**Task directions:**
Lines that include the word "daha" are the ones to copy.

**Records for this exercise:**
[Begin]

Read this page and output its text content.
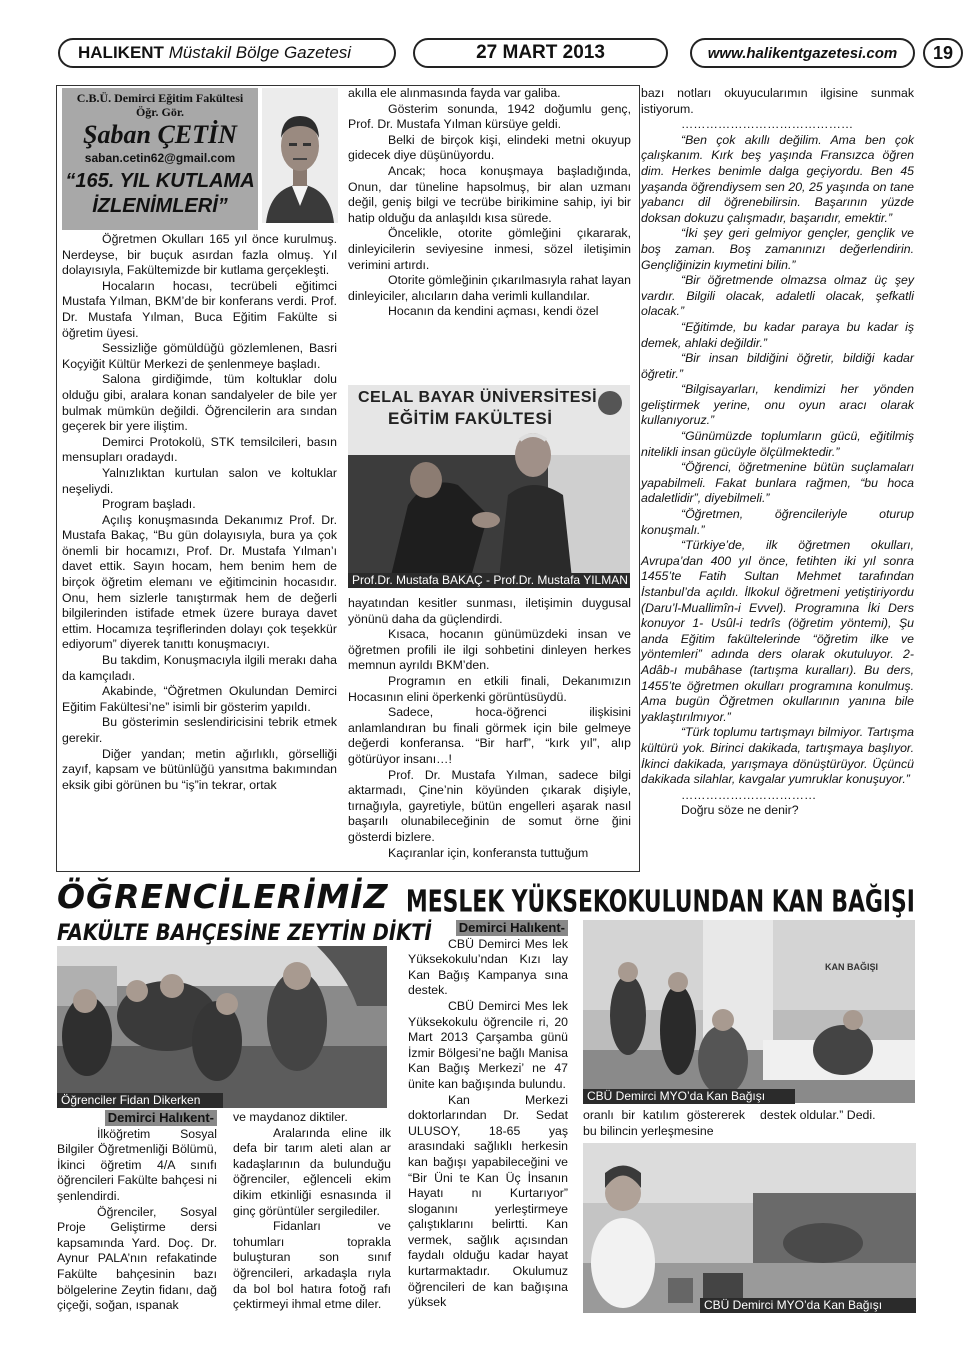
HALIKENT
Müstakil Bölge Gazetesi	27 MART 2013	www.halikentgazetesi.com	19
C.B.Ü. Demirci Eğitim Fakültesi
Öğr. Gör.
Şaban ÇETİN
saban.cetin62@gmail.com
“165. YIL KUTLAMA
İZLENİMLERİ”

Öğretmen Okulları 165 yıl önce kurulmuş. Nerdeyse, bir buçuk asırdan fazla olmuş. Yıl dolayısıyla, Fakültemizde bir kutlama gerçekleşti.

Hocaların hocası, tecrübeli eğitimci Mustafa Yılman, BKM’de bir konferans verdi. Prof. Dr. Mustafa Yılman, Buca Eğitim Fakülte si öğretim üyesi.

Sessizliğe gömüldüğü gözlemlenen, Basri Koçyiğit Kültür Merkezi de şenlenmeye başladı.

Salona girdiğimde, tüm koltuklar dolu olduğu gibi, aralara konan sandalyeler de bile yer bulmak mümkün değildi. Öğrencilerin ara sından geçerek bir yere iliştim.

Demirci Protokolü, STK temsilcileri, basın mensupları oradaydı.

Yalnızlıktan kurtulan salon ve koltuklar neşeliydi.

Program başladı.

Açılış konuşmasında Dekanımız Prof. Dr. Mustafa Bakaç, “Bu gün dolayısıyla, bura ya çok önemli bir hocamızı, Prof. Dr. Mustafa Yılman’ı davet ettik. Sayın hocam, hem benim hem de birçok öğretim elemanı ve eğitimcinin hocasıdır. Onu, hem sizlerle tanıştırmak hem de değerli bilgilerinden istifade etmek üzere buraya davet ettim. Hocamıza teşriflerinden dolayı çok teşekkür ediyorum” diyerek tanıttı konuşmacıyı.

Bu takdim, Konuşmacıyla ilgili merakı daha da kamçıladı.

Akabinde, “Öğretmen Okulundan Demirci Eğitim Fakültesi’ne” isimli bir gösterim yapıldı.

Bu gösterimin seslendiricisini tebrik etmek gerekir.

Diğer yandan; metin ağırlıklı, görselliği zayıf, kapsam ve bütünlüğü yansıtma bakımından eksik gibi görünen bu “iş”in tekrar, ortak

akılla ele alınmasında fayda var galiba.

Gösterim sonunda, 1942 doğumlu genç, Prof. Dr. Mustafa Yılman kürsüye geldi.

Belki de birçok kişi, elindeki metni okuyup gidecek diye düşünüyordu.

Ancak; hoca konuşmaya başladığında, Onun, dar tüneline hapsolmuş, bir alan uzmanı değil, geniş bilgi ve tecrübe birikimine sahip, iyi bir hatip olduğu da anlaşıldı kısa sürede.

Öncelikle, otorite gömleğini çıkararak, dinleyicilerin seviyesine inmesi, sözel iletişimin verimini artırdı.

Otorite gömleğinin çıkarılmasıyla rahat layan dinleyiciler, alıcıların daha verimli kullandılar.

Hocanın da kendini açması, kendi özel

CELAL BAYAR ÜNİVERSİTESİ
EĞİTİM FAKÜLTESİ
Prof.Dr. Mustafa BAKAÇ - Prof.Dr. Mustafa YILMAN

hayatından kesitler sunması, iletişimin duygusal yönünü daha da güçlendirdi.

Kısaca, hocanın günümüzdeki insan ve öğretmen profili ile ilgi sohbetini dinleyen herkes memnun ayrıldı BKM’den.

Programın en etkili finali, Dekanımızın Hocasının elini öperkenki görüntüsüydü.

Sadece, hoca-öğrenci ilişkisini anlamlandıran bu finali görmek için bile gelmeye değerdi konferansa. “Bir harf”, “kırk yıl”, alıp götürüyor insanı…!

Prof. Dr. Mustafa Yılman, sadece bilgi aktarmadı, Çine’nin köyünden çıkarak dişiyle, tırnağıyla, gayretiyle, bütün engelleri aşarak nasıl başarılı olunabileceğinin de somut örne ğini gösterdi bizlere.

Kaçıranlar için, konferansta tuttuğum

bazı notları okuyucularımın ilgisine sunmak istiyorum.

……………………………………

“Ben çok akıllı değilim. Ama ben çok çalışkanım. Kırk beş yaşında Fransızca öğren dim. Herkes benimle dalga geçiyordu. Ben 45 yaşanda öğrendiysem sen 20, 25 yaşında on tane yabancı dil öğrenebilirsin. Başarının yüzde doksan dokuzu çalışmadır, başarıdır, emektir.”

“İki şey geri gelmiyor gençler, gençlik ve boş zaman. Boş zamanınızı değerlendirin. Gençliğinizin kıymetini bilin.”

“Bir öğretmende olmazsa olmaz üç şey vardır. Bilgili olacak, adaletli olacak, şefkatli olacak.”

“Eğitimde, bu kadar paraya bu kadar iş demek, ahlaki değildir.”

“Bir insan bildiğini öğretir, bildiği kadar öğretir.”

“Bilgisayarları, kendimizi her yönden geliştirmek yerine, onu oyun aracı olarak kullanıyoruz.”

“Günümüzde toplumların gücü, eğitilmiş nitelikli insan gücüyle ölçülmektedir.”

“Öğrenci, öğretmenine bütün suçlamaları yapabilmeli. Fakat bunlara rağmen, “bu hoca adaletlidir”, diyebilmeli.”

“Öğretmen, öğrencileriyle oturup konuşmalı.”

“Türkiye’de, ilk öğretmen okulları, Avrupa’dan 400 yıl önce, fetihten iki yıl sonra 1455’te Fatih Sultan Mehmet tarafından İstanbul’da açıldı. İlkokul öğretmeni yetiştiriyordu (Daru’l-Muallimîn-i Evvel). Programına İki Ders konuyor 1- Usûl-i tedrîs (öğretim yöntemi), Şu anda Eğitim fakültelerinde “öğretim ilke ve yöntemleri” adında ders olarak okutuluyor. 2- Adâb-ı mubâhase (tartışma kuralları). Bu ders, 1455’te öğretmen okulları programına konulmuş. Ama bugün Öğretmen okullarının yanına bile yaklaştırılmıyor.”

“Türk toplumu tartışmayı bilmiyor. Tartışma kültürü yok. Birinci dakikada, tartışmaya başlıyor. İkinci dakikada, yarışmaya dönüştürüyor. Üçüncü dakikada silahlar, kavgalar yumruklar konuşuyor.”

……………………………

Doğru söze ne denir?

ÖĞRENCİLERİMİZ
FAKÜLTE BAHÇESİNE ZEYTİN DİKTİ
Öğrenciler Fidan Dikerken

Demirci Halıkent-

İlköğretim Sosyal Bilgiler Öğretmenliği Bölümü, İkinci öğretim 4/A sınıfı öğrencileri Fakülte bahçesi ni şenlendirdi.

Öğrenciler, Sosyal Proje Geliştirme dersi kapsamında Yard. Doç. Dr. Aynur PALA’nın refakatinde Fakülte bahçesinin bazı bölgelerine Zeytin fidanı, dağ çiçeği, soğan, ıspanak

ve maydanoz diktiler.

Aralarında eline ilk defa bir tarım aleti alan ar kadaşlarının da bulunduğu öğrenciler, eğlenceli ekim dikim etkinliği esnasında il ginç görüntüler sergilediler.

Fidanları ve tohumları toprakla buluşturan son sınıf öğrencileri, arkadaşla rıyla da bol bol hatıra fotoğ rafı çektirmeyi ihmal etme diler.

MESLEK YÜKSEKOKULUNDAN KAN BAĞIŞI

Demirci Halıkent-

CBÜ Demirci Mes lek Yüksekokulu’ndan Kızı lay Kan Bağış Kampanya sına destek.

CBÜ Demirci Mes lek Yüksekokulu öğrencile ri, 20 Mart 2013 Çarşamba günü İzmir Bölgesi’ne bağlı Manisa Kan Bağış Merkezi’ ne 47 ünite kan bağışında bulundu.

Kan Merkezi doktorlarından Dr. Sedat ULUSOY, 18-65 yaş arasındaki sağlıklı herkesin kan bağışı yapabileceğini ve “Bir Üni te Kan Üç İnsanın Hayatı nı Kurtarıyor” sloganını yerleştirmeye çalıştıklarını belirtti. Kan vermek, sağlık açısından faydalı olduğu kadar hayat kurtarmaktadır. Okulumuz öğrencileri de kan bağışına yüksek

KAN BAĞIŞI
CBÜ Demirci MYO’da Kan Bağışı

oranlı bir katılım göstererek bu bilincin yerleşmesine

destek oldular.” Dedi.

CBÜ Demirci MYO’da Kan Bağışı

[End]

**Output of the exercise:**
Bu takdim, Konuşmacıyla ilgili merakı daha da kamçıladı.
Otorite gömleğinin çıkarılmasıyla rahat layan dinleyiciler, alıcıların daha verimli kullandılar.
hayatından kesitler sunması, iletişimin duygusal yönünü daha da güçlendirdi.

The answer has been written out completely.